__WORK TO BE COMPLETED__.
Copy out each line of the material below that holds the string "extension".

__EXERCISE DATA__.
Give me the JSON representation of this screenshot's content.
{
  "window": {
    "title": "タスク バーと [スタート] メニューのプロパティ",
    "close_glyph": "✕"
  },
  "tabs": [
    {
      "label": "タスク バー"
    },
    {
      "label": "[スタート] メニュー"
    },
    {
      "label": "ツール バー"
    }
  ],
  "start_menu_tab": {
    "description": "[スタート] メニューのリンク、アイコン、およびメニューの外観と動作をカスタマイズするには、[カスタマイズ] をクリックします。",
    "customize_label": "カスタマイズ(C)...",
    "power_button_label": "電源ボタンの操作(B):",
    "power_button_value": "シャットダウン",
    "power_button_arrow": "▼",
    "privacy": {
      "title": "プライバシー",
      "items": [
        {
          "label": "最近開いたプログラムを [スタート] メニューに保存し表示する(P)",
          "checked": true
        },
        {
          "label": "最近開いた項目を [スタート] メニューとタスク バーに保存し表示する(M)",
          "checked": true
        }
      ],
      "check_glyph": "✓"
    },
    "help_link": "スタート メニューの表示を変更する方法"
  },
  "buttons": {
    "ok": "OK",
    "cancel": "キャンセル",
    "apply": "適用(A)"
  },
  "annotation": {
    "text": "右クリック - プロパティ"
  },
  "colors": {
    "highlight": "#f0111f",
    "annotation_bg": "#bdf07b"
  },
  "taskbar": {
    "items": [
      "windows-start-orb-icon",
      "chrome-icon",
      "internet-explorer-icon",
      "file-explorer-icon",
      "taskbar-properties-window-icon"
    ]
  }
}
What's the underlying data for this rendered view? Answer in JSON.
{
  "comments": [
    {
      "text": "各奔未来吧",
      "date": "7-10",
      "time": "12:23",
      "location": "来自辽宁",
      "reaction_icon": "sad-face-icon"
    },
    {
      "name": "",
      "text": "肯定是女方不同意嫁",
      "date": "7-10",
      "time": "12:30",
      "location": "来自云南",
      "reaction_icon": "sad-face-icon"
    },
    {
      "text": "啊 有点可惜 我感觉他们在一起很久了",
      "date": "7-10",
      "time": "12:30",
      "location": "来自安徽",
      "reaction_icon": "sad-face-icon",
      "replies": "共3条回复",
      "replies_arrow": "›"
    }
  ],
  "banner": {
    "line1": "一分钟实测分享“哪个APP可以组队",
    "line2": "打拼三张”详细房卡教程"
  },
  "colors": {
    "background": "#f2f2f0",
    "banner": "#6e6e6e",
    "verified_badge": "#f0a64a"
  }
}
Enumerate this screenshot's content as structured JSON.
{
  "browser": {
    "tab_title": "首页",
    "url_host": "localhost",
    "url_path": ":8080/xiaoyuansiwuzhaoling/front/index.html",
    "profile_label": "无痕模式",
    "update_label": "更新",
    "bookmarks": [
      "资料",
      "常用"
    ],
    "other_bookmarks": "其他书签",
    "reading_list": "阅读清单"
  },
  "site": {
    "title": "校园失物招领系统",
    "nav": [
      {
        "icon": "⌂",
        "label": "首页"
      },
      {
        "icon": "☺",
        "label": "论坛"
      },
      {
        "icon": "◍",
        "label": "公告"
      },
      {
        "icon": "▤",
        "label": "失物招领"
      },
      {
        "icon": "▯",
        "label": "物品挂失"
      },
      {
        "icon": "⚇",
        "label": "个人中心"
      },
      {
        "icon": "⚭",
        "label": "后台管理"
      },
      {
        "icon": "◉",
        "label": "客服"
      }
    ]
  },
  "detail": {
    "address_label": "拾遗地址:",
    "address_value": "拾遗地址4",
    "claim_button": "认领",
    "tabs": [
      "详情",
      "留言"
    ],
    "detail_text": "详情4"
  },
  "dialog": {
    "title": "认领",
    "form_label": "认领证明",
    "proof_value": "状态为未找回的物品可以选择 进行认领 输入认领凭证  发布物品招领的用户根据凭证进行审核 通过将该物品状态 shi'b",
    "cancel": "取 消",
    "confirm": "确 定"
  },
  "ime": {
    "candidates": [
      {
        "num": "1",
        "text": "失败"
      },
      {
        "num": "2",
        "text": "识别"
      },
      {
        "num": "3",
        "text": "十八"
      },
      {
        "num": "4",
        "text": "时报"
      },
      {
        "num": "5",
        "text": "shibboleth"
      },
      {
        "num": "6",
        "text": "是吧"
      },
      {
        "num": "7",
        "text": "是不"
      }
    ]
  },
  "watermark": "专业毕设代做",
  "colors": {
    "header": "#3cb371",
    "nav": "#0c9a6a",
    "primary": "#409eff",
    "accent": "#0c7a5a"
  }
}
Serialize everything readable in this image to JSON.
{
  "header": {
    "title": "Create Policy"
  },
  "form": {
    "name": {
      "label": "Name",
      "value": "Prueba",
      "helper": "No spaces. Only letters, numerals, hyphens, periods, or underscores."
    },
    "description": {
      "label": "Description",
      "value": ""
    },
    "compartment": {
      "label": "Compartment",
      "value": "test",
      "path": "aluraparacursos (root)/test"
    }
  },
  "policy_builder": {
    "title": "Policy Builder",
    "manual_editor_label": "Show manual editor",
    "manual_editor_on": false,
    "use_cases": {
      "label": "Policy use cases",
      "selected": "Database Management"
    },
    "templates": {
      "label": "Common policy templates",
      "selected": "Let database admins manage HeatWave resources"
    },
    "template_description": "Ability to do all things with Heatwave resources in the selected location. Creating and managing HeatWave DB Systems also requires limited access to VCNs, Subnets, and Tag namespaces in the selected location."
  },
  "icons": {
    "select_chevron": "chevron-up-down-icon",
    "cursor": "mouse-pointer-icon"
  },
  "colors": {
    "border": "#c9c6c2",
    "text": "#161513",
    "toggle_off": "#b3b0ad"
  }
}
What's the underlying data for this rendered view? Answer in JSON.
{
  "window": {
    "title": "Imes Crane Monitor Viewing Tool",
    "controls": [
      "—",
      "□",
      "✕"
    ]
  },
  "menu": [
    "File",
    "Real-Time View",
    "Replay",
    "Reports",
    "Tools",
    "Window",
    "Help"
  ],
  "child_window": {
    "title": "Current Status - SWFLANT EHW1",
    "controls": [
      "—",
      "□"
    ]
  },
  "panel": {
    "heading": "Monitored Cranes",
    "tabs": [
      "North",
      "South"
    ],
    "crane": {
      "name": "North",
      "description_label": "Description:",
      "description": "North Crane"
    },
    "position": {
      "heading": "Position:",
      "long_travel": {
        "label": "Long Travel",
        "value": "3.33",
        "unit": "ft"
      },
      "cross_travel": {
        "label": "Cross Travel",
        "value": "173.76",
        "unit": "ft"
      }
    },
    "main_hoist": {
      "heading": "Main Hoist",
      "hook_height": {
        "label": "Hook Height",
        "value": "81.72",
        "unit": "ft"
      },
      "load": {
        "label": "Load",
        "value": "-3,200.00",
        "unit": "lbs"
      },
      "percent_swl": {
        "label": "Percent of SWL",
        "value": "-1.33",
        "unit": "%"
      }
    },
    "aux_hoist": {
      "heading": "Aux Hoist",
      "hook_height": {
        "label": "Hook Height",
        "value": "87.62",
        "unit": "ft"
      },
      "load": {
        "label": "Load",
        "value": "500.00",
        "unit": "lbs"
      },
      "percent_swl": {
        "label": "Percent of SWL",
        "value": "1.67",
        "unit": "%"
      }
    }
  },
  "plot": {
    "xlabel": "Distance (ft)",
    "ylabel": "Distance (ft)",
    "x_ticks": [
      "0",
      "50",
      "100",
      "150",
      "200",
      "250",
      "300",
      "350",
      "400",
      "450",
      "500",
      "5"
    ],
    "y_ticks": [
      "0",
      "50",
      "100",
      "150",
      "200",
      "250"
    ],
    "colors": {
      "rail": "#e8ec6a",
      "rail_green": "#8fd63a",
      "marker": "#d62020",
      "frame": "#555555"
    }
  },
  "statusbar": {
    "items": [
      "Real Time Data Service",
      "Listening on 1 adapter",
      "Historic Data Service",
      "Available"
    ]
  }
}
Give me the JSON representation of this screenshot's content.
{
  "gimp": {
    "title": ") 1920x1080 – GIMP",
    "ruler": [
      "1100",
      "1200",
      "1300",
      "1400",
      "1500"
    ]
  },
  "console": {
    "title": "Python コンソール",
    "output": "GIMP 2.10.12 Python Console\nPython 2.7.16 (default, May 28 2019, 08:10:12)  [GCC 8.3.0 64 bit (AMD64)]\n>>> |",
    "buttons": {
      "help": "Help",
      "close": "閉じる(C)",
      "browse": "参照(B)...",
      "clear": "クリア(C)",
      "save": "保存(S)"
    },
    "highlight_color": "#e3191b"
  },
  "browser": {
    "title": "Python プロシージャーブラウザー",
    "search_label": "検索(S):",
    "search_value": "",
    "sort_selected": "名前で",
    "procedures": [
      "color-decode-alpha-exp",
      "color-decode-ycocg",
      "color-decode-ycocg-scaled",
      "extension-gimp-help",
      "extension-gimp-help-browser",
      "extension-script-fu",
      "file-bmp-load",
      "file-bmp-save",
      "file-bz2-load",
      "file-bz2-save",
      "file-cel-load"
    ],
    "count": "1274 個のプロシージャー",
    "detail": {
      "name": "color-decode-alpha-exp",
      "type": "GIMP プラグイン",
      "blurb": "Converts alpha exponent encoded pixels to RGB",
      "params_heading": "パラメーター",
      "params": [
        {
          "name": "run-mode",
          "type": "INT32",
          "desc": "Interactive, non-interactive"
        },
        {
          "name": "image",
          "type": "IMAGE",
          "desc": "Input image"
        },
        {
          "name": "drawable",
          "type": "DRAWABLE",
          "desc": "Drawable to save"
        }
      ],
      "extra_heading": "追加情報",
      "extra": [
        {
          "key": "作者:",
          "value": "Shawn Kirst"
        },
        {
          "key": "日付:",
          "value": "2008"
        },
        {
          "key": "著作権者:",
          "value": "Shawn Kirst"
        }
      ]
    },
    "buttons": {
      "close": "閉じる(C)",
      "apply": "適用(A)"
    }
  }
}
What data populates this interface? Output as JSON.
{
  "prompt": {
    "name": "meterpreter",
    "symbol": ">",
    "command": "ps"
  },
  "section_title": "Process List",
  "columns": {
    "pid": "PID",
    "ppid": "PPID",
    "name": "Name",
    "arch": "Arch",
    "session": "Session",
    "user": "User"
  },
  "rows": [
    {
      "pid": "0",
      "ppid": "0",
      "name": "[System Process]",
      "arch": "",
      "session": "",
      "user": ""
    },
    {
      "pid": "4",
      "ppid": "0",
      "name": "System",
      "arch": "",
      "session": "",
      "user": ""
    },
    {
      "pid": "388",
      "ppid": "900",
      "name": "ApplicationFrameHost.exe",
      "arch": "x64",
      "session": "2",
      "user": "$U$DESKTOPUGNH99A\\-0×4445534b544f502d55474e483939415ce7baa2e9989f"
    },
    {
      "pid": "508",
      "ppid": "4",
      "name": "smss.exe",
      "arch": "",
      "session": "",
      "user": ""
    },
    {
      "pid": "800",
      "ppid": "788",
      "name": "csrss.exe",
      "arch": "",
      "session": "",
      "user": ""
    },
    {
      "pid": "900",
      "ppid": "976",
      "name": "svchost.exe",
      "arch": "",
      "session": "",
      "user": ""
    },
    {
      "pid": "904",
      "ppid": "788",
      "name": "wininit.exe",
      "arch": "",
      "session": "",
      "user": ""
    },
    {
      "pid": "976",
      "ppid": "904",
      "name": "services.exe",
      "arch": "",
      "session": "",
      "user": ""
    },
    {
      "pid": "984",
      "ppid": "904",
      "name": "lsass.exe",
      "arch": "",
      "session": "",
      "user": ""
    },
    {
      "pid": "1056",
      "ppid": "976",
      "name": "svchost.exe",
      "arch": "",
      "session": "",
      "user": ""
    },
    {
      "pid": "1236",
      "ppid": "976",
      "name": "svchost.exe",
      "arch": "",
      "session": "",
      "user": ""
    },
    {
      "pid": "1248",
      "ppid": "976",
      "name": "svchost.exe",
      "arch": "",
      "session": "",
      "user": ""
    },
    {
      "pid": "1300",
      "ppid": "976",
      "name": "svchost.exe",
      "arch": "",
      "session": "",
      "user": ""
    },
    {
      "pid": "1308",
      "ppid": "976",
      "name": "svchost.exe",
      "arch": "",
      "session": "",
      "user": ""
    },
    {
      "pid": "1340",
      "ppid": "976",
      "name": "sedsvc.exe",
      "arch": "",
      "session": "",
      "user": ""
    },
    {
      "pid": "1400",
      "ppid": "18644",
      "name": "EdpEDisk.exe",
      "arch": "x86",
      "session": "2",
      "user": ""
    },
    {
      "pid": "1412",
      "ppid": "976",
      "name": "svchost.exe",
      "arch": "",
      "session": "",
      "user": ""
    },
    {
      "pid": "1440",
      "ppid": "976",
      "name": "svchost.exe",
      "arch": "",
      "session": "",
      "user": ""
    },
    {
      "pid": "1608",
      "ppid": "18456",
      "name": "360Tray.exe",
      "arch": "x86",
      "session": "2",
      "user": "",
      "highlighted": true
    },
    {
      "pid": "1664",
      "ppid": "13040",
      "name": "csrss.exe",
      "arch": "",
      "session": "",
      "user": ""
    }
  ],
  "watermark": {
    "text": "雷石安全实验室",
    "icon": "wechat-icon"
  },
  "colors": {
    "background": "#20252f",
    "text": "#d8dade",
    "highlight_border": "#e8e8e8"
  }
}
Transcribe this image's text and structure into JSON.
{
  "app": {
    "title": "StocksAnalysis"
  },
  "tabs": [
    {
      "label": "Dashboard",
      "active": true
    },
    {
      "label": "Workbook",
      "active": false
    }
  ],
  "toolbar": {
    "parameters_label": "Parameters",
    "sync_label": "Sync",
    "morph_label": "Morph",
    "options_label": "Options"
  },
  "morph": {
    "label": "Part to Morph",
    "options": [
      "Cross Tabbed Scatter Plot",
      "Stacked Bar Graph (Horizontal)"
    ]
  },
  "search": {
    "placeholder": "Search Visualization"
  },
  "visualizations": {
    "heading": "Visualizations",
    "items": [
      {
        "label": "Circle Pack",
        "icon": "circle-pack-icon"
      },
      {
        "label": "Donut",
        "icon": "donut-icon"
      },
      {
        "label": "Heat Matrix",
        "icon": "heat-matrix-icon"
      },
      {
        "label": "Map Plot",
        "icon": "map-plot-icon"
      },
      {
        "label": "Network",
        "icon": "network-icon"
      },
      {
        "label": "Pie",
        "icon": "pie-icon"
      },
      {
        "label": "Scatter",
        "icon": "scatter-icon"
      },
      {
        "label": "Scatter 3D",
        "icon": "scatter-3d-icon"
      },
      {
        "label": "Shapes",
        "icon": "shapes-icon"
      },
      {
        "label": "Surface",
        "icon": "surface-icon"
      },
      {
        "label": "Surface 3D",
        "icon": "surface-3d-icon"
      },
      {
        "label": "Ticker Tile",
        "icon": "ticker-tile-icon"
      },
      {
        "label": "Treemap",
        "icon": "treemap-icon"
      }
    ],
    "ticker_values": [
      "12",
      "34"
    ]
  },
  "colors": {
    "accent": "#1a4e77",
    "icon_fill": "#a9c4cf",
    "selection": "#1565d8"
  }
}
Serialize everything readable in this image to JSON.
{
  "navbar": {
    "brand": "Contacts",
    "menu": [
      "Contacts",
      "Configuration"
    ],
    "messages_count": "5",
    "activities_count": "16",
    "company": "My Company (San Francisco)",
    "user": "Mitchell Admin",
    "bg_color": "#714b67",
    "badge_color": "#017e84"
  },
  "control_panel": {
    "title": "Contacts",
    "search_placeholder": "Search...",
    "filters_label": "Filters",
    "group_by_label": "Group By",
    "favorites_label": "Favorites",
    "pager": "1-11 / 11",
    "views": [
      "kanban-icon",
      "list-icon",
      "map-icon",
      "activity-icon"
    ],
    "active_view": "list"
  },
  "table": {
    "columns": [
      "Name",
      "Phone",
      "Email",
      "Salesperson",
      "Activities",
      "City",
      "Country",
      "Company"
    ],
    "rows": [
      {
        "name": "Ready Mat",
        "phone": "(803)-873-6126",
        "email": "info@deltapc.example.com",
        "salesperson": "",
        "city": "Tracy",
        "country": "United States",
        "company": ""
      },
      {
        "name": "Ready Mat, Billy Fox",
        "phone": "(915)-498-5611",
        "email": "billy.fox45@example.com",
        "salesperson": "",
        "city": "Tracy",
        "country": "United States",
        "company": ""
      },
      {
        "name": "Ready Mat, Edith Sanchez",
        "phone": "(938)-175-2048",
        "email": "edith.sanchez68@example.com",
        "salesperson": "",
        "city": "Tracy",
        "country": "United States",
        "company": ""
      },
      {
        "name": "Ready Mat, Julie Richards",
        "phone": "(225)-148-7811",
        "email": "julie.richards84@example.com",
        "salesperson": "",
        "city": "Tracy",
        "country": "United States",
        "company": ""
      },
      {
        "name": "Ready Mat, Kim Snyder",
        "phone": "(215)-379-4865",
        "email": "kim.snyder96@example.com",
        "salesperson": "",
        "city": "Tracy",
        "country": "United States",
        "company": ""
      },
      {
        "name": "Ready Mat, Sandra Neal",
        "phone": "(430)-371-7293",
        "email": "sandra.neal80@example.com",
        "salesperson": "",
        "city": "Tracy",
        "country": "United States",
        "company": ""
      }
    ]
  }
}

__TASK ANSWER__.
      "extension-gimp-help",
      "extension-gimp-help-browser",
      "extension-script-fu",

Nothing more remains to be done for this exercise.